» Excerpt provided
————————

Today was a snow day for me, and not for The Boy. (Picture me grinning and laughing maniacally, and rubbing my hands together with glee.)  Time to tackle The Boy’s room.

The Boy is a collector, and as I’ve said before, like lots of kids with autism, just won’t give anything up.  Not for the poor kids with no toys, not for money, not for anything!  “Mine, mine, all mine!” he must be chanting in his brain.  But like the old lesson with the petri dish from school, if everything continues to grow, you run out of space.

Enter Christmas and a December birthday.  And two sets of parents (and grandparents).  Toy explosion.  And then he dumped those damned fusion beads everywhere.. TWICE!!  I was ready to tear my hair out, and his worst fear (and my biggest fantasy) was that I would come in and vacuum them all up.  (Do not, whatever you do, allow those beastly little things in your house.  They will find their way to every nook and cranny and will defy you when you attempt to pick them up.  They also hurt when you step on them in bare feet.  They are the bane of my existence.)

I got the call this morning, and The Boy did not, so I packed him off to school, and came back to hop into bed and dream about tackling his room.  That lasted less than an hour – I was so excited to get crackin’!

My strategy is to hide out-of-favor toys for a period in the basement.  This ensures that the one thing I think he will never ever remember that has now gone underground can be found again when he says, “Hey!  Where did that green squishy worm thing go?”  If nothing gets asked for after a certain period, it all gets donated or freecycled.  There is a closet-full now.  Some are destined for the center program for severe special needs in our district.  Others will be put in a box randomly for “porch pick-up” by families who are willing to take a “grab bag”.  Some of these things are brand new, still in the wrappers, too, but I don’t care.

————————

» Set of tasks
**1)** Answer these questions using the post about the snow day.
(a) What two occasions does the post name before the words "Toy explosion"?
(b) How long did the writer's stay in bed last?
(c) Where does the writer hide out-of-favor toys for a period?
**2)** Repeat word for word the passage of the post about the snow day from "I got the call" up to and including "I don’t care.".

————————

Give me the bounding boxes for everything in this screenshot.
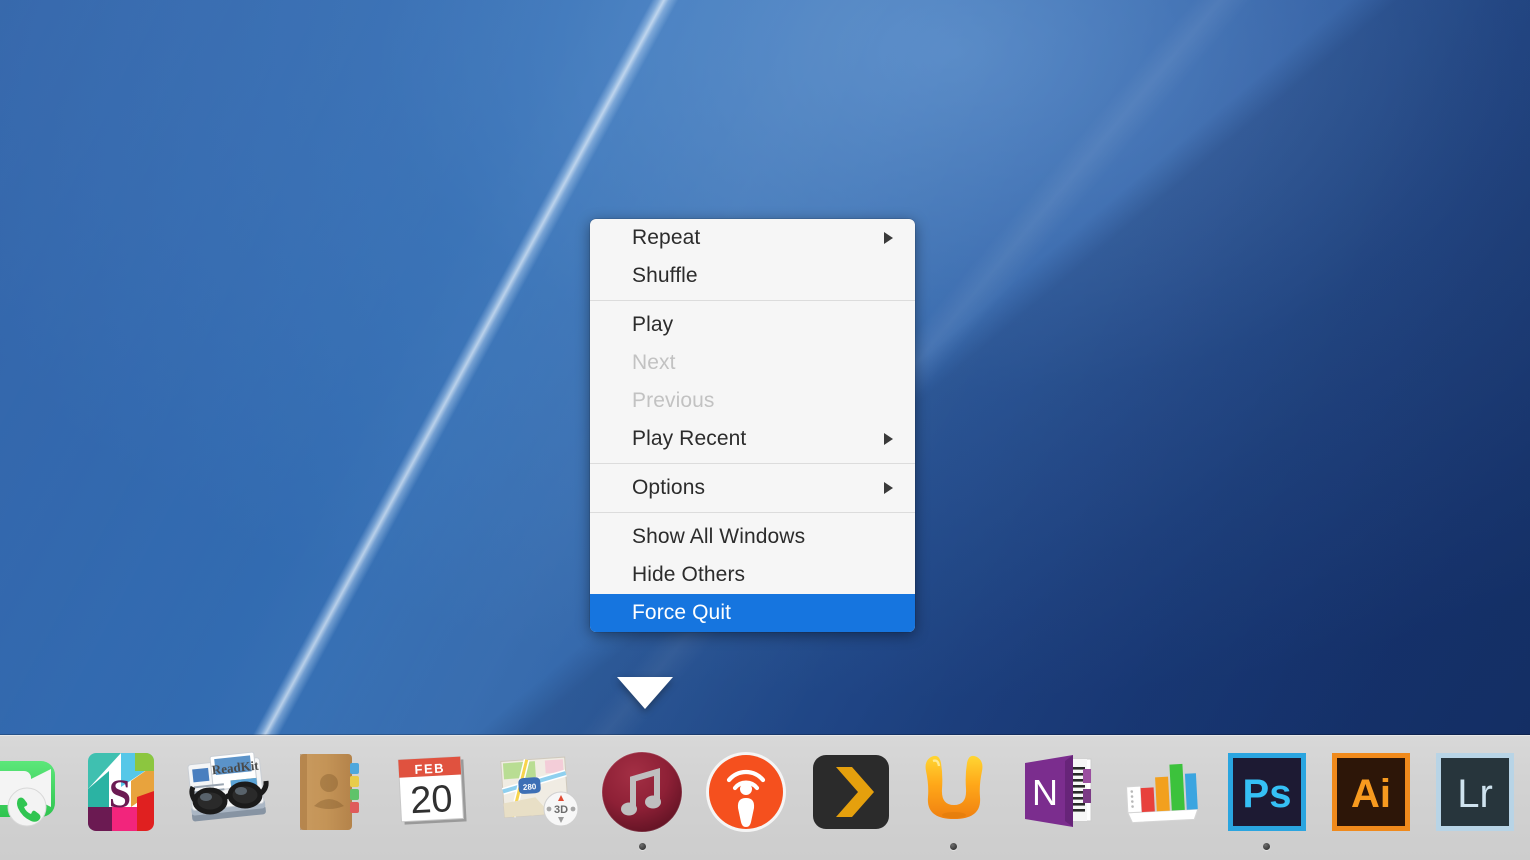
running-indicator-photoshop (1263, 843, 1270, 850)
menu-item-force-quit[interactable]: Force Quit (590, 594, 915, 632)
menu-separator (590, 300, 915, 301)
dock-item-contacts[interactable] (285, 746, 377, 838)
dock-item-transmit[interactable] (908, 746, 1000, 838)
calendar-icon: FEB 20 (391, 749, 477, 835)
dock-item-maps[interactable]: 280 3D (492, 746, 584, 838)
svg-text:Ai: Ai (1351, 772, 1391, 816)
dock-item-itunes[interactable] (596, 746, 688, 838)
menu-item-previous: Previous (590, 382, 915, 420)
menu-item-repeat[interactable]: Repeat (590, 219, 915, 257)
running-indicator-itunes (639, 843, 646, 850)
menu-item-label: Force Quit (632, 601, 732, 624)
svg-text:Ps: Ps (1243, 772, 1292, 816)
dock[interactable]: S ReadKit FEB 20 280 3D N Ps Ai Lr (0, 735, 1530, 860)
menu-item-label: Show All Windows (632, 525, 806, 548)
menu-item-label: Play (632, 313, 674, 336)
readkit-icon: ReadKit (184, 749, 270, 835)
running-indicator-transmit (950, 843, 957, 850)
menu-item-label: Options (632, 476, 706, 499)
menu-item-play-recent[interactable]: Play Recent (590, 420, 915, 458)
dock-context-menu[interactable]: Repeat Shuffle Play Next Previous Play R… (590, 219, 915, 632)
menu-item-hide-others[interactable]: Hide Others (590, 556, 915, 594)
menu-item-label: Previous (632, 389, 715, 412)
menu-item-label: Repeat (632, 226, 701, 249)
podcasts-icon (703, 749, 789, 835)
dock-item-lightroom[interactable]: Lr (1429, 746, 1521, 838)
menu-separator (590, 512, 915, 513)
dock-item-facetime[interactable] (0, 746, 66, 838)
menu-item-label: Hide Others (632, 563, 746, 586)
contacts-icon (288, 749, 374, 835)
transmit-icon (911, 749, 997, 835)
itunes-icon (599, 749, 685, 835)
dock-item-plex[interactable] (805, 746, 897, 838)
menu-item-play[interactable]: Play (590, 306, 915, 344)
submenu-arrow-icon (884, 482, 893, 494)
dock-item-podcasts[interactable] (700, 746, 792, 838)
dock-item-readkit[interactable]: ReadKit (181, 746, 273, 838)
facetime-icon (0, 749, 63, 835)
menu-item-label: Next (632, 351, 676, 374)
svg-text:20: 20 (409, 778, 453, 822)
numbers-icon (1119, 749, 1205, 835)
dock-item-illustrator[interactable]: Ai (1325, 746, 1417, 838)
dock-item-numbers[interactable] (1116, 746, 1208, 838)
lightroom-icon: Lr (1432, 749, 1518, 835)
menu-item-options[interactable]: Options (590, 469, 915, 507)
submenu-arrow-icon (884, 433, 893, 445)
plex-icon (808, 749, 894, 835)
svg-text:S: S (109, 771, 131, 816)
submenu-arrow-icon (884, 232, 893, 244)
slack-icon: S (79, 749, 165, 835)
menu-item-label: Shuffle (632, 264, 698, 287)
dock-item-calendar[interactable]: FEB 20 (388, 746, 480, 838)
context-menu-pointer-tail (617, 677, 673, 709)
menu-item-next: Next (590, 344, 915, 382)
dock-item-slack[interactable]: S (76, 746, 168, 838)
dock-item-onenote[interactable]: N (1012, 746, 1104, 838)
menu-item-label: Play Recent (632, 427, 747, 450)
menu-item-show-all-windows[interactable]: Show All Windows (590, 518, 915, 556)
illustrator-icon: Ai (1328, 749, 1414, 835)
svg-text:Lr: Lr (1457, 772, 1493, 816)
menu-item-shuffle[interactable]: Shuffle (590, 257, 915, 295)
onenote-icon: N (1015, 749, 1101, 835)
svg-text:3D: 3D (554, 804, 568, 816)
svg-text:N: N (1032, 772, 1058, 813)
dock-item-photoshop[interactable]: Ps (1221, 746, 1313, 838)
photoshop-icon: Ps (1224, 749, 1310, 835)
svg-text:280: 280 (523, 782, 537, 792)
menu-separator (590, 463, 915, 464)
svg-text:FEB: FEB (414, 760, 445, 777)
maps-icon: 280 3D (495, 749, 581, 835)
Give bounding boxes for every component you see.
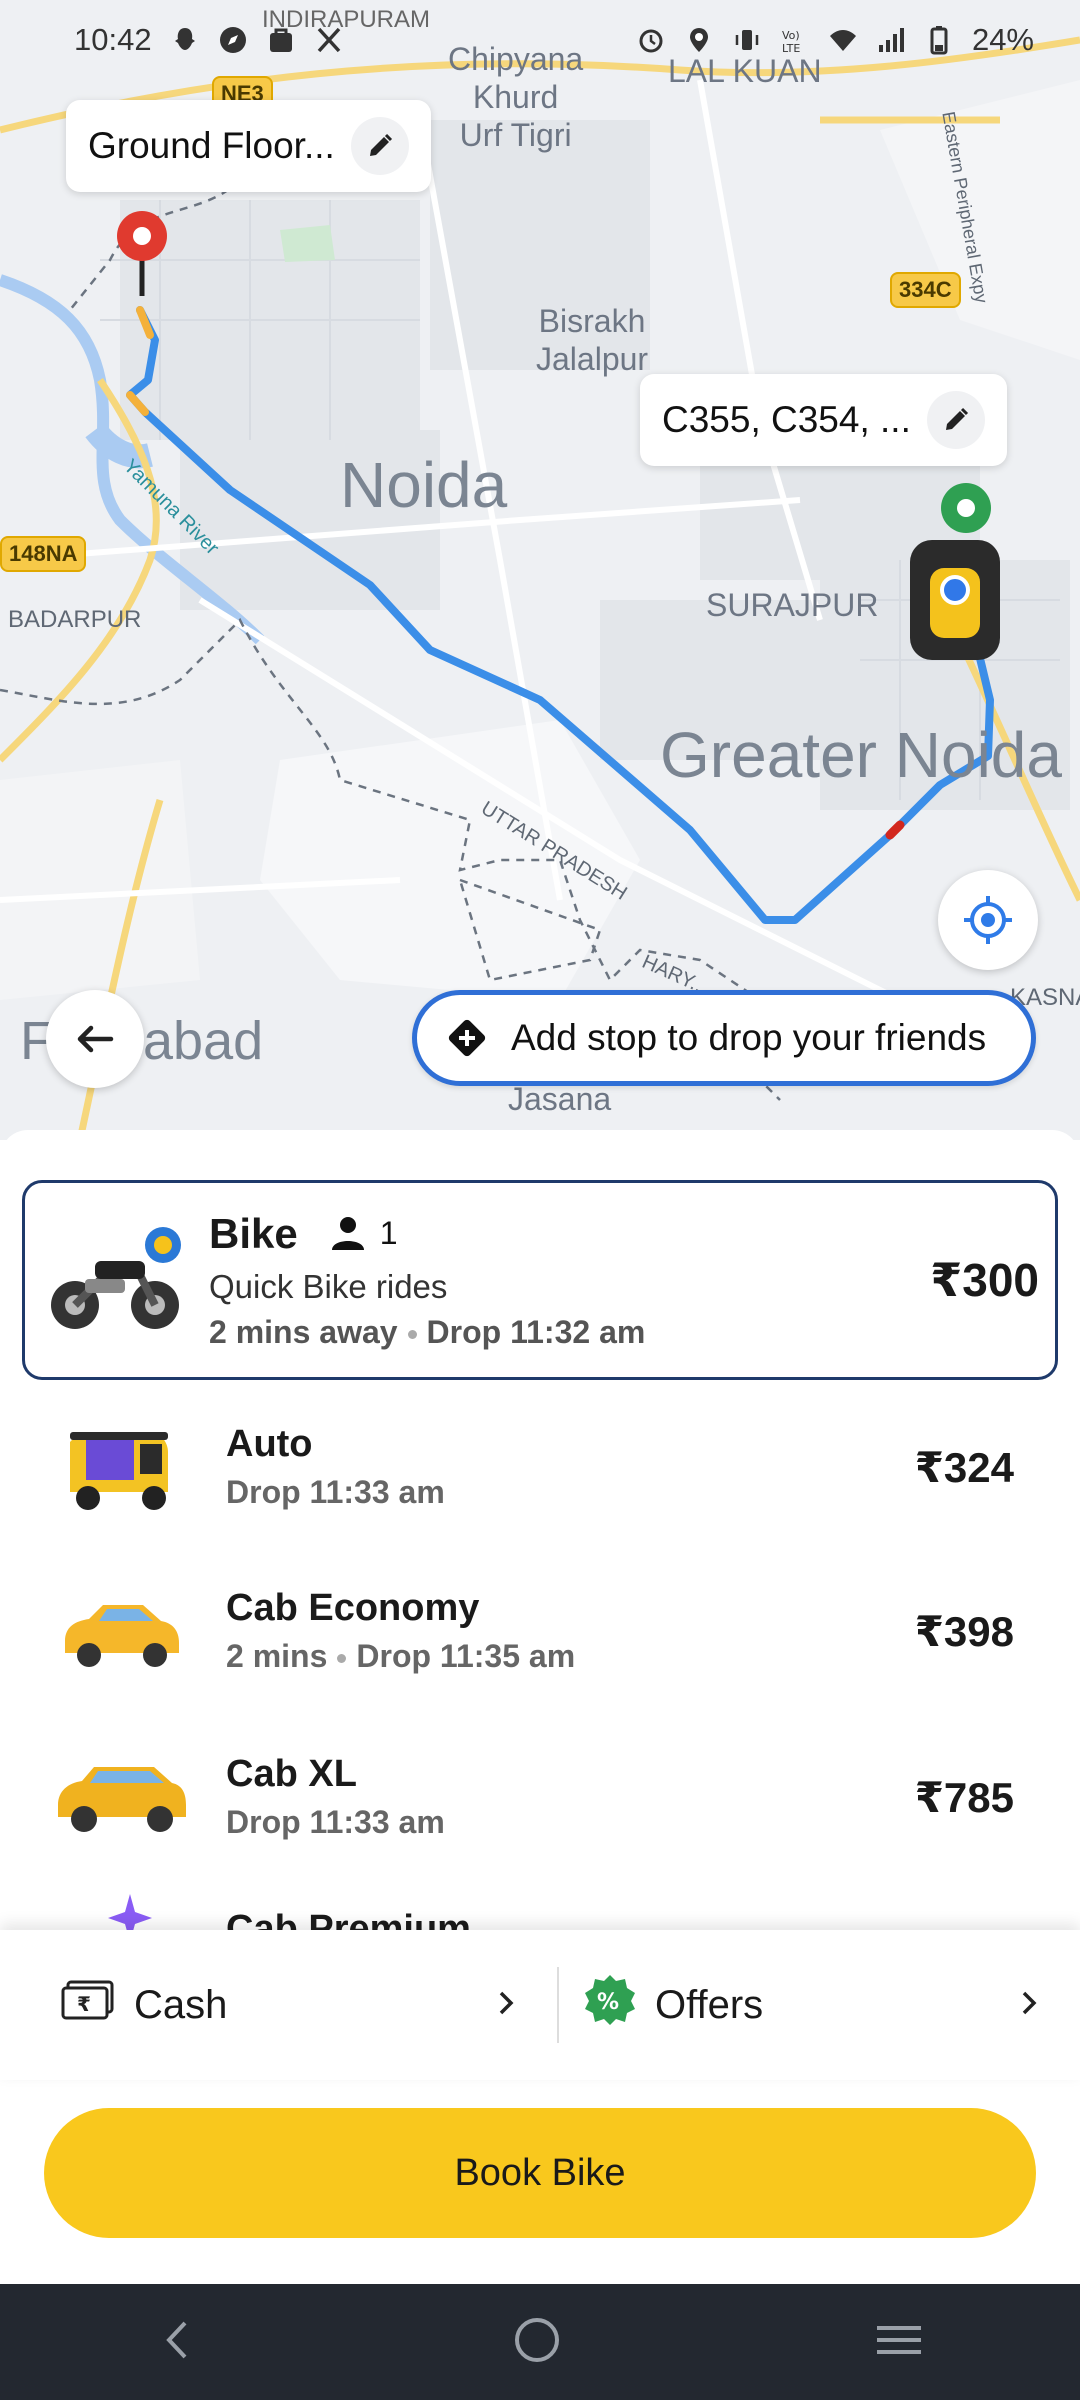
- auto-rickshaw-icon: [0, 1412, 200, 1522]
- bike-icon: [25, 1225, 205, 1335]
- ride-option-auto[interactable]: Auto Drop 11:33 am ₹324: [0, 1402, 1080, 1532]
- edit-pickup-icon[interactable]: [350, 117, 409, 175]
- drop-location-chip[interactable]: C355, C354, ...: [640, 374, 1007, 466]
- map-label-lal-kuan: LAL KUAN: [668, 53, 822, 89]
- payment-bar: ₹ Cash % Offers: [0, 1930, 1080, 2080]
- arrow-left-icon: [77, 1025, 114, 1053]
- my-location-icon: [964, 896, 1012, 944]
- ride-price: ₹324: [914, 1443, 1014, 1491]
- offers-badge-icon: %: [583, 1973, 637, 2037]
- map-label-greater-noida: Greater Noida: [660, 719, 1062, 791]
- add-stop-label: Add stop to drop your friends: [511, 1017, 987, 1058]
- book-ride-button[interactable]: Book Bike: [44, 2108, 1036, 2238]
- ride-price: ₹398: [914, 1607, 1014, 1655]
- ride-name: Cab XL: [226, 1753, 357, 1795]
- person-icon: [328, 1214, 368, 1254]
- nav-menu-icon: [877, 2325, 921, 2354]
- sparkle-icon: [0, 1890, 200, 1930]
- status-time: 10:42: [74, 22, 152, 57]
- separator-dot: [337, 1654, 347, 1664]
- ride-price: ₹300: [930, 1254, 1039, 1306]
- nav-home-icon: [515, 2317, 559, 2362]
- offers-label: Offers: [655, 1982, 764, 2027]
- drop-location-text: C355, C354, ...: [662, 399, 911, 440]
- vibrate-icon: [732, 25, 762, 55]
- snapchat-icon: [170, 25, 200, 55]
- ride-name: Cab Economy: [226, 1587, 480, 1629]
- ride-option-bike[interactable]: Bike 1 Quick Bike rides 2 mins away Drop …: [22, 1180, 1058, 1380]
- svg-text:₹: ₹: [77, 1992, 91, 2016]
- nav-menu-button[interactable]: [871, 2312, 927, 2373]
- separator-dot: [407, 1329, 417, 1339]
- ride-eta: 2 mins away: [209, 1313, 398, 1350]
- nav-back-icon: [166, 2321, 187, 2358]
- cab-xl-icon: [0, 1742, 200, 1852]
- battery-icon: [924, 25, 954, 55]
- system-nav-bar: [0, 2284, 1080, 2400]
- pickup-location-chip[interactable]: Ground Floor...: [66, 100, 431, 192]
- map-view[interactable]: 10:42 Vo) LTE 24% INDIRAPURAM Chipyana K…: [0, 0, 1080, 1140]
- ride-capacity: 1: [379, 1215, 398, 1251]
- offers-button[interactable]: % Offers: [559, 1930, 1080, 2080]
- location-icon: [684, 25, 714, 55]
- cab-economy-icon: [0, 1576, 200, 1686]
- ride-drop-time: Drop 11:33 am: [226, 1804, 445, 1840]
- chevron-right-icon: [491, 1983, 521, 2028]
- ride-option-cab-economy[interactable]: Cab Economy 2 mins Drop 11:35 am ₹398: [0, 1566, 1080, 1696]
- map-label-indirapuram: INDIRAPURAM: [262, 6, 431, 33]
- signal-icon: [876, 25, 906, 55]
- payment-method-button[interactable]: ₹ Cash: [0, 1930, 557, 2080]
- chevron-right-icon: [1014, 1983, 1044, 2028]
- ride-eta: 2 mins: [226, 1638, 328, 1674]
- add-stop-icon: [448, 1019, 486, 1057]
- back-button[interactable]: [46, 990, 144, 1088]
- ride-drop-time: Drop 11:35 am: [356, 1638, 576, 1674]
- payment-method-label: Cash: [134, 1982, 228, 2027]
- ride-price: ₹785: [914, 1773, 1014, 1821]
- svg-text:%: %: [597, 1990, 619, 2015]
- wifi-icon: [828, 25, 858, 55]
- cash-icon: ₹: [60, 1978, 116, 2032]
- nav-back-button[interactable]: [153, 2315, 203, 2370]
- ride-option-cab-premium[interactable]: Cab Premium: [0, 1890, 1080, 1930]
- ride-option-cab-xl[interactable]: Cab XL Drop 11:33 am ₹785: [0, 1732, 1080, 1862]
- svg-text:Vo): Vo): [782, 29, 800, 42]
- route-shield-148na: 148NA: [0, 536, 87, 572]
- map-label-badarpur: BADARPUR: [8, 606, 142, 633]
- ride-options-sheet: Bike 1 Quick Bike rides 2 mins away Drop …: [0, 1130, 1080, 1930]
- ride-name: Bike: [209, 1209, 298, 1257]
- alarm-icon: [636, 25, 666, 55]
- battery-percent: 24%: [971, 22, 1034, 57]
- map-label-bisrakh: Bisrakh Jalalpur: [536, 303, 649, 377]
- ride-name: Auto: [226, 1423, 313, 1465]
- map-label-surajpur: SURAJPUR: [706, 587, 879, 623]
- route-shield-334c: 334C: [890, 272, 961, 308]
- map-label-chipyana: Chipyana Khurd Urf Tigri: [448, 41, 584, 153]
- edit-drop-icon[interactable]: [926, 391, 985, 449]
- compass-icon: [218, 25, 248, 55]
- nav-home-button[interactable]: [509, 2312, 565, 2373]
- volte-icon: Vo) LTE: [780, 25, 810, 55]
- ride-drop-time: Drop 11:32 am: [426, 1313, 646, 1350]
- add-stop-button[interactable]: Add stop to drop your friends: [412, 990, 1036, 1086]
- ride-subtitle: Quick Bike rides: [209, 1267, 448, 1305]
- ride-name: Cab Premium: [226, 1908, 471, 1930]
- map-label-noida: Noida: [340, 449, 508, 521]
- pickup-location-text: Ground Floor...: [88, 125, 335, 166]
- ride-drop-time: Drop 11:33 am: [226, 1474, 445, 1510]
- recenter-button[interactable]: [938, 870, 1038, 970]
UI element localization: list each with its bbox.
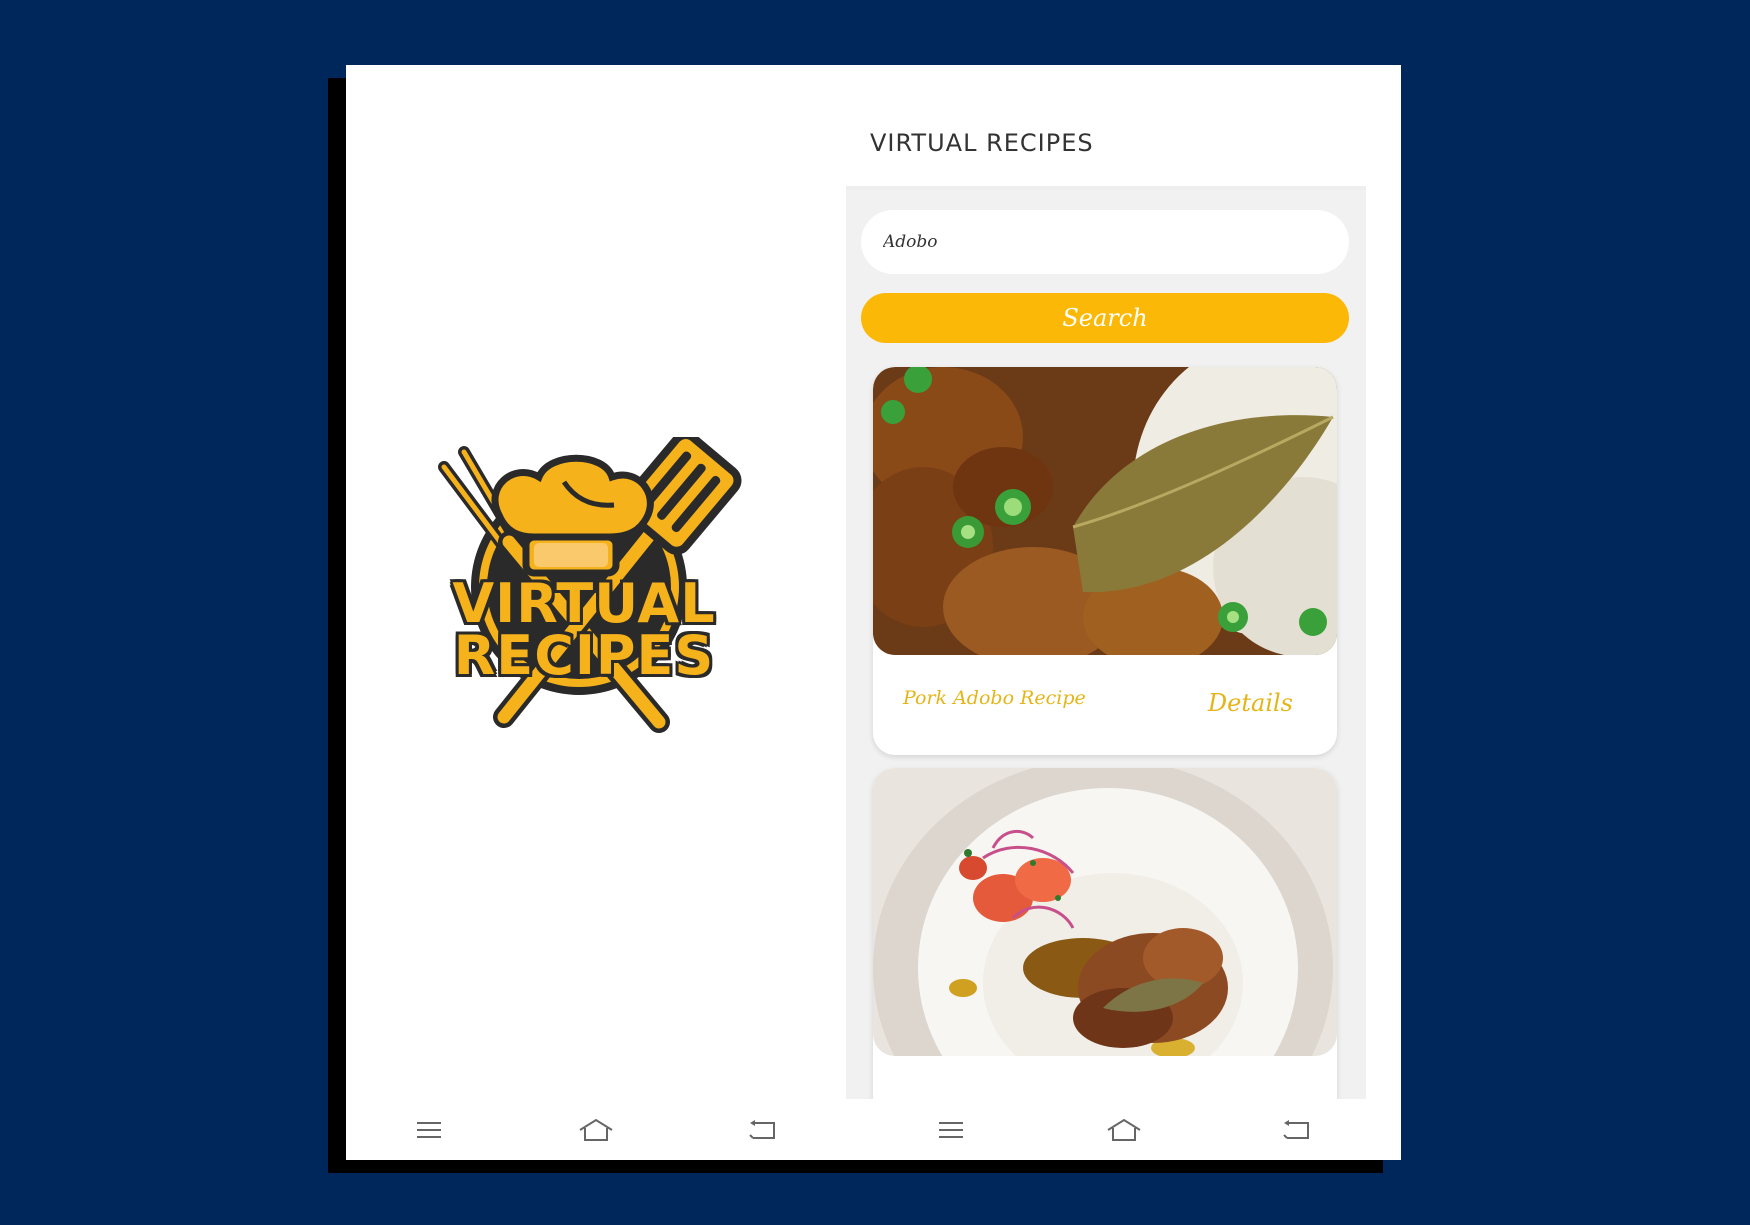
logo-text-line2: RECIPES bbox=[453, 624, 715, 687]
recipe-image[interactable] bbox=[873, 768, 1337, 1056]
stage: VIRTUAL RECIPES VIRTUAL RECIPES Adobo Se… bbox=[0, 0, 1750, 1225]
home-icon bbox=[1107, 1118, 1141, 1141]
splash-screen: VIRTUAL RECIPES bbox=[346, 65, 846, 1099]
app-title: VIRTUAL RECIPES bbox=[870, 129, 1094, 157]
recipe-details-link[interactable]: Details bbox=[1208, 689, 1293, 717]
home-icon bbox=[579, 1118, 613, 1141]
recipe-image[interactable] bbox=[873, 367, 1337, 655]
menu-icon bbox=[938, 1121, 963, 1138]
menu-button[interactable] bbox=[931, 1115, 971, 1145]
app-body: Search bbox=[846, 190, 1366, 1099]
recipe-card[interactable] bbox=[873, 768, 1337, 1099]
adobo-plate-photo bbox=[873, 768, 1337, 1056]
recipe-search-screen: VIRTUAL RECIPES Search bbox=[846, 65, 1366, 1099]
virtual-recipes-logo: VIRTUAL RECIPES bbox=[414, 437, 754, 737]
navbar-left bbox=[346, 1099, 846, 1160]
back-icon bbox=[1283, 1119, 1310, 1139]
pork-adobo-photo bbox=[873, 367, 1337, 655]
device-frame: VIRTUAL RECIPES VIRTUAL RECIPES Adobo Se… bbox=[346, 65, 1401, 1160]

————————

» Completed exercise
**1)**
(a) Christmas and a December birthday.
(b) Less than an hour.
(c) In the basement.

**2)**
I got the call this morning, and The Boy did not, so I packed him off to school, and came back to hop into bed and dream about tackling his room.  That lasted less than an hour – I was so excited to get crackin’!

My strategy is to hide out-of-favor toys for a period in the basement.  This ensures that the one thing I think he will never ever remember that has now gone underground can be found again when he says, “Hey!  Where did that green squishy worm thing go?”  If nothing gets asked for after a certain period, it all gets donated or freecycled.  There is a closet-full now.  Some are destined for the center program for severe special needs in our district.  Others will be put in a box randomly for “porch pick-up” by families who are willing to take a “grab bag”.  Some of these things are brand new, still in the wrappers, too, but I don’t care.